> **WRITTEN PROBLEM**
Every line holding the string "Hürth" should be gathered.

> **LISTING**

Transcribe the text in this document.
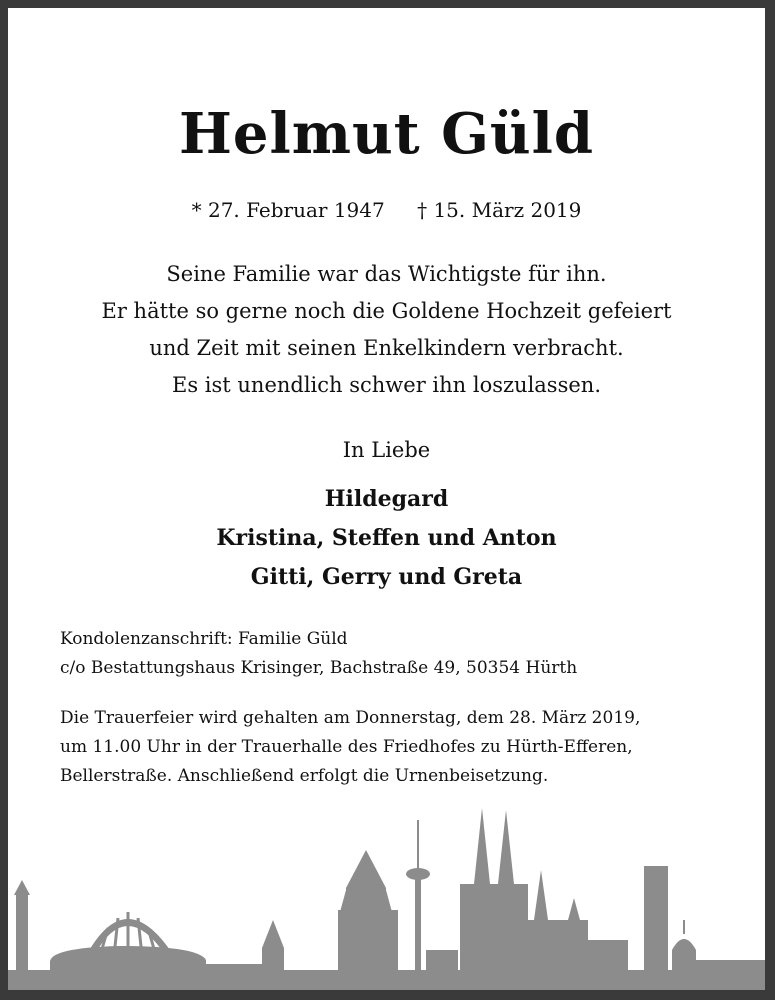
Helmut Güld
* 27. Februar 1947 † 15. März 2019
Seine Familie war das Wichtigste für ihn.
Er hätte so gerne noch die Goldene Hochzeit gefeiert
und Zeit mit seinen Enkelkindern verbracht.
Es ist unendlich schwer ihn loszulassen.
In Liebe
Hildegard
Kristina, Steffen und Anton
Gitti, Gerry und Greta
Kondolenzanschrift: Familie Güld
c/o Bestattungshaus Krisinger, Bachstraße 49, 50354 Hürth
Die Trauerfeier wird gehalten am Donnerstag, dem 28. März 2019,
um 11.00 Uhr in der Trauerhalle des Friedhofes zu Hürth-Efferen,
Bellerstraße. Anschließend erfolgt die Urnenbeisetzung.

> **COMPLETED EXERCISE**
c/o Bestattungshaus Krisinger, Bachstraße 49, 50354 Hürth
um 11.00 Uhr in der Trauerhalle des Friedhofes zu Hürth-Efferen,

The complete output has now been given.